__Recorded data__:
........

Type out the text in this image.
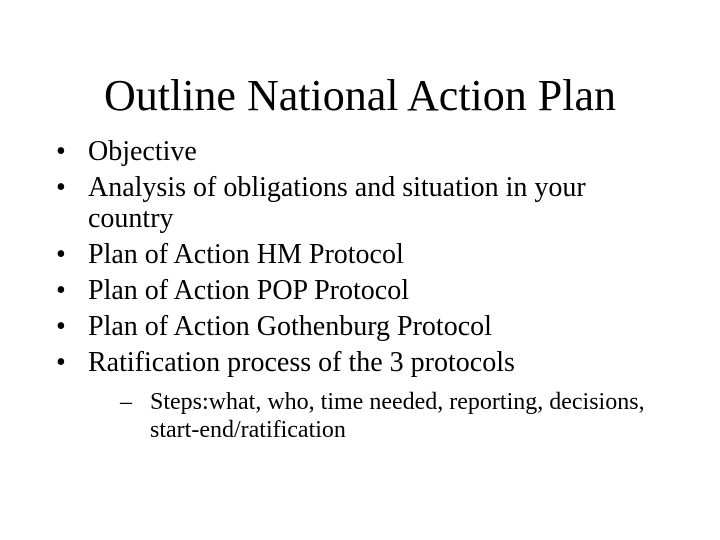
Outline National Action Plan
• Objective
• Analysis of obligations and situation in your country
• Plan of Action HM Protocol
• Plan of Action POP Protocol
• Plan of Action Gothenburg Protocol
• Ratification process of the 3 protocols
– Steps:what, who, time needed, reporting, decisions, start-end/ratification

........

__What you need to do__:
From the data above, copy each line that has the string "Plan".

__Output__:
Outline National Action Plan
• Plan of Action HM Protocol
• Plan of Action POP Protocol
• Plan of Action Gothenburg Protocol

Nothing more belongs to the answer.